▶ _Goal of the exercise_
Repeat, line for line, the entries printed below.

□ □ □ □

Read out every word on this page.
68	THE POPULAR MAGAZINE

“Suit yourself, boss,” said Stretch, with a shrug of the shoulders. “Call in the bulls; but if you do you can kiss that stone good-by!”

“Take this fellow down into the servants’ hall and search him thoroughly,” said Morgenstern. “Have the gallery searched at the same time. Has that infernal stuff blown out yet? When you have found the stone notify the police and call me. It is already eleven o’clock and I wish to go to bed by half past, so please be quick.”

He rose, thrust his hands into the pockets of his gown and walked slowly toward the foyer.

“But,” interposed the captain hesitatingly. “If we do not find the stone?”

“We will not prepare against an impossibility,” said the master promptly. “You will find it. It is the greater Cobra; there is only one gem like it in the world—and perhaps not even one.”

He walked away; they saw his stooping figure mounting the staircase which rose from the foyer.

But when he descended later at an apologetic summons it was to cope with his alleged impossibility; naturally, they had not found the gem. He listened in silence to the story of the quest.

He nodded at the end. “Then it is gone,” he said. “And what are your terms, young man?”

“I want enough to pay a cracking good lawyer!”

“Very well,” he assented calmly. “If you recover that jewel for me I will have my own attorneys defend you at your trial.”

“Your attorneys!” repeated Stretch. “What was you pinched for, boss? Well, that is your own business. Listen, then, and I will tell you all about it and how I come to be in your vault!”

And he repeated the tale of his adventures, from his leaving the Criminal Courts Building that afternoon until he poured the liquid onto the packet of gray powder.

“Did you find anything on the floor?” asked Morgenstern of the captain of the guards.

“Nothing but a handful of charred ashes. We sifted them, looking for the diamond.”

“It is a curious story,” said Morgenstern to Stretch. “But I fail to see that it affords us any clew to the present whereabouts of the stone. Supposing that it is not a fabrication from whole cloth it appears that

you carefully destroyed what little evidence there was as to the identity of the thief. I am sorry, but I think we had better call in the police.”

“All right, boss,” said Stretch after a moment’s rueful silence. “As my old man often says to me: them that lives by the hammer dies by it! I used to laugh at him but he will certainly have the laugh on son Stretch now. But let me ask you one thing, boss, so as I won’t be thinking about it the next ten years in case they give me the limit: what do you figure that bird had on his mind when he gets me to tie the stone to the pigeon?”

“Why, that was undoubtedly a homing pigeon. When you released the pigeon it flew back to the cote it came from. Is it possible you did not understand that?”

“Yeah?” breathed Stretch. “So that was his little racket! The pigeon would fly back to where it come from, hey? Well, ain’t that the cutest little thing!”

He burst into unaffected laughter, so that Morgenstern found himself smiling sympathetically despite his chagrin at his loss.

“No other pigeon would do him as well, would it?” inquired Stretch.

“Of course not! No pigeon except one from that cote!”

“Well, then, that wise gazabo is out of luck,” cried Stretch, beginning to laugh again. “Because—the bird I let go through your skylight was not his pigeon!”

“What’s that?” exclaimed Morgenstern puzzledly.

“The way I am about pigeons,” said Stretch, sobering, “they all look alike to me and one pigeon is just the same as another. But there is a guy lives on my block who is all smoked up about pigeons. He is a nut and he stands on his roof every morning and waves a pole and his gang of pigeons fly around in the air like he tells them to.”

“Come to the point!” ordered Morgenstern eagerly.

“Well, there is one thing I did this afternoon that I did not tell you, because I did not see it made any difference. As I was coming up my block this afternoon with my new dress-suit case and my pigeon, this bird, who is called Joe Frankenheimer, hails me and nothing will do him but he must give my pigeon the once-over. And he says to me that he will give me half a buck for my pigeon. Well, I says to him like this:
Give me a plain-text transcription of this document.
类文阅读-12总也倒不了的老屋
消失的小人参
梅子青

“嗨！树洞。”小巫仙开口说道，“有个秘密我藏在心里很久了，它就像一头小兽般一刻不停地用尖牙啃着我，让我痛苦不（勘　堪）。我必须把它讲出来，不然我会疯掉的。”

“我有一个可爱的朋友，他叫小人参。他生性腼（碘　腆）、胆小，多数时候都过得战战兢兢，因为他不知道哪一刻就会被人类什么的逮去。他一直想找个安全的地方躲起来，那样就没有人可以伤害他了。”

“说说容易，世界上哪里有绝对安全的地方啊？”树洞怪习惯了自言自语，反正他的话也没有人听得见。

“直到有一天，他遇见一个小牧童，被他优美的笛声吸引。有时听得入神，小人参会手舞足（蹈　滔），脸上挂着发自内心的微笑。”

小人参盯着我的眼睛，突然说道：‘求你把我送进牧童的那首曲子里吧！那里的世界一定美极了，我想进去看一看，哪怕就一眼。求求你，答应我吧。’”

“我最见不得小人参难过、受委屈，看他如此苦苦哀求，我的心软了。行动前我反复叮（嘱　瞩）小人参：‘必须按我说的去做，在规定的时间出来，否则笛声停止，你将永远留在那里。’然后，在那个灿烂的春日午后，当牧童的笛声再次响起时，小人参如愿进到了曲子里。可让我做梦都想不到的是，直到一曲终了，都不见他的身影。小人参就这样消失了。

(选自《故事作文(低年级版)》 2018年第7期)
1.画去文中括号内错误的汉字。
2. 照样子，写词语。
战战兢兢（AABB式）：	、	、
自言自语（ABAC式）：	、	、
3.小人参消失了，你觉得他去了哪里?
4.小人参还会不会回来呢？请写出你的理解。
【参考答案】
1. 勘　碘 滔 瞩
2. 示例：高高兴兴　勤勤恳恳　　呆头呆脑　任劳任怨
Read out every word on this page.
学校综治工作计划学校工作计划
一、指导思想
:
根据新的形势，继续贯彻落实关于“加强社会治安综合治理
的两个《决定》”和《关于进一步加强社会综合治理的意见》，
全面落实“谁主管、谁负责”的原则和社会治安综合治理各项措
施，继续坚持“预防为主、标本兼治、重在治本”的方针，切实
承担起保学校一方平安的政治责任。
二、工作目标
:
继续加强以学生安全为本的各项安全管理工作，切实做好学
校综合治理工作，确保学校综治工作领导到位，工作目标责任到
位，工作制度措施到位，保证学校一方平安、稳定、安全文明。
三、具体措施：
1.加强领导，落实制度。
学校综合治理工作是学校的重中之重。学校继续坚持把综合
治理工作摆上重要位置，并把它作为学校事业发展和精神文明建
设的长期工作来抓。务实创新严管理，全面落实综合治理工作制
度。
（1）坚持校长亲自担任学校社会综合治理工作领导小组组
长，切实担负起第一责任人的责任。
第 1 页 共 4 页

□ □ □ □

▶ _Exercise answer_
Read out every word on this page.
68	THE POPULAR MAGAZINE

“Suit yourself, boss,” said Stretch, with a shrug of the shoulders. “Call in the bulls; but if you do you can kiss that stone good-by!”

“Take this fellow down into the servants’ hall and search him thoroughly,” said Morgenstern. “Have the gallery searched at the same time. Has that infernal stuff blown out yet? When you have found the stone notify the police and call me. It is already eleven o’clock and I wish to go to bed by half past, so please be quick.”

He rose, thrust his hands into the pockets of his gown and walked slowly toward the foyer.

“But,” interposed the captain hesitatingly. “If we do not find the stone?”

“We will not prepare against an impossibility,” said the master promptly. “You will find it. It is the greater Cobra; there is only one gem like it in the world—and perhaps not even one.”

He walked away; they saw his stooping figure mounting the staircase which rose from the foyer.

But when he descended later at an apologetic summons it was to cope with his alleged impossibility; naturally, they had not found the gem. He listened in silence to the story of the quest.

He nodded at the end. “Then it is gone,” he said. “And what are your terms, young man?”

“I want enough to pay a cracking good lawyer!”

“Very well,” he assented calmly. “If you recover that jewel for me I will have my own attorneys defend you at your trial.”

“Your attorneys!” repeated Stretch. “What was you pinched for, boss? Well, that is your own business. Listen, then, and I will tell you all about it and how I come to be in your vault!”

And he repeated the tale of his adventures, from his leaving the Criminal Courts Building that afternoon until he poured the liquid onto the packet of gray powder.

“Did you find anything on the floor?” asked Morgenstern of the captain of the guards.

“Nothing but a handful of charred ashes. We sifted them, looking for the diamond.”

“It is a curious story,” said Morgenstern to Stretch. “But I fail to see that it affords us any clew to the present whereabouts of the stone. Supposing that it is not a fabrication from whole cloth it appears that

you carefully destroyed what little evidence there was as to the identity of the thief. I am sorry, but I think we had better call in the police.”

“All right, boss,” said Stretch after a moment’s rueful silence. “As my old man often says to me: them that lives by the hammer dies by it! I used to laugh at him but he will certainly have the laugh on son Stretch now. But let me ask you one thing, boss, so as I won’t be thinking about it the next ten years in case they give me the limit: what do you figure that bird had on his mind when he gets me to tie the stone to the pigeon?”

“Why, that was undoubtedly a homing pigeon. When you released the pigeon it flew back to the cote it came from. Is it possible you did not understand that?”

“Yeah?” breathed Stretch. “So that was his little racket! The pigeon would fly back to where it come from, hey? Well, ain’t that the cutest little thing!”

He burst into unaffected laughter, so that Morgenstern found himself smiling sympathetically despite his chagrin at his loss.

“No other pigeon would do him as well, would it?” inquired Stretch.

“Of course not! No pigeon except one from that cote!”

“Well, then, that wise gazabo is out of luck,” cried Stretch, beginning to laugh again. “Because—the bird I let go through your skylight was not his pigeon!”

“What’s that?” exclaimed Morgenstern puzzledly.

“The way I am about pigeons,” said Stretch, sobering, “they all look alike to me and one pigeon is just the same as another. But there is a guy lives on my block who is all smoked up about pigeons. He is a nut and he stands on his roof every morning and waves a pole and his gang of pigeons fly around in the air like he tells them to.”

“Come to the point!” ordered Morgenstern eagerly.

“Well, there is one thing I did this afternoon that I did not tell you, because I did not see it made any difference. As I was coming up my block this afternoon with my new dress-suit case and my pigeon, this bird, who is called Joe Frankenheimer, hails me and nothing will do him but he must give my pigeon the once-over. And he says to me that he will give me half a buck for my pigeon. Well, I says to him like this:
Give me a plain-text transcription of this document.
类文阅读-12总也倒不了的老屋
消失的小人参
梅子青

“嗨！树洞。”小巫仙开口说道，“有个秘密我藏在心里很久了，它就像一头小兽般一刻不停地用尖牙啃着我，让我痛苦不（勘　堪）。我必须把它讲出来，不然我会疯掉的。”

“我有一个可爱的朋友，他叫小人参。他生性腼（碘　腆）、胆小，多数时候都过得战战兢兢，因为他不知道哪一刻就会被人类什么的逮去。他一直想找个安全的地方躲起来，那样就没有人可以伤害他了。”

“说说容易，世界上哪里有绝对安全的地方啊？”树洞怪习惯了自言自语，反正他的话也没有人听得见。

“直到有一天，他遇见一个小牧童，被他优美的笛声吸引。有时听得入神，小人参会手舞足（蹈　滔），脸上挂着发自内心的微笑。”

小人参盯着我的眼睛，突然说道：‘求你把我送进牧童的那首曲子里吧！那里的世界一定美极了，我想进去看一看，哪怕就一眼。求求你，答应我吧。’”

“我最见不得小人参难过、受委屈，看他如此苦苦哀求，我的心软了。行动前我反复叮（嘱　瞩）小人参：‘必须按我说的去做，在规定的时间出来，否则笛声停止，你将永远留在那里。’然后，在那个灿烂的春日午后，当牧童的笛声再次响起时，小人参如愿进到了曲子里。可让我做梦都想不到的是，直到一曲终了，都不见他的身影。小人参就这样消失了。

(选自《故事作文(低年级版)》 2018年第7期)
1.画去文中括号内错误的汉字。
2. 照样子，写词语。
战战兢兢（AABB式）：	、	、
自言自语（ABAC式）：	、	、
3.小人参消失了，你觉得他去了哪里?
4.小人参还会不会回来呢？请写出你的理解。
【参考答案】
1. 勘　碘 滔 瞩
2. 示例：高高兴兴　勤勤恳恳　　呆头呆脑　任劳任怨
Read out every word on this page.
学校综治工作计划学校工作计划
一、指导思想
:
根据新的形势，继续贯彻落实关于“加强社会治安综合治理
的两个《决定》”和《关于进一步加强社会综合治理的意见》，
全面落实“谁主管、谁负责”的原则和社会治安综合治理各项措
施，继续坚持“预防为主、标本兼治、重在治本”的方针，切实
承担起保学校一方平安的政治责任。
二、工作目标
:
继续加强以学生安全为本的各项安全管理工作，切实做好学
校综合治理工作，确保学校综治工作领导到位，工作目标责任到
位，工作制度措施到位，保证学校一方平安、稳定、安全文明。
三、具体措施：
1.加强领导，落实制度。
学校综合治理工作是学校的重中之重。学校继续坚持把综合
治理工作摆上重要位置，并把它作为学校事业发展和精神文明建
设的长期工作来抓。务实创新严管理，全面落实综合治理工作制
度。
（1）坚持校长亲自担任学校社会综合治理工作领导小组组
长，切实担负起第一责任人的责任。
第 1 页 共 4 页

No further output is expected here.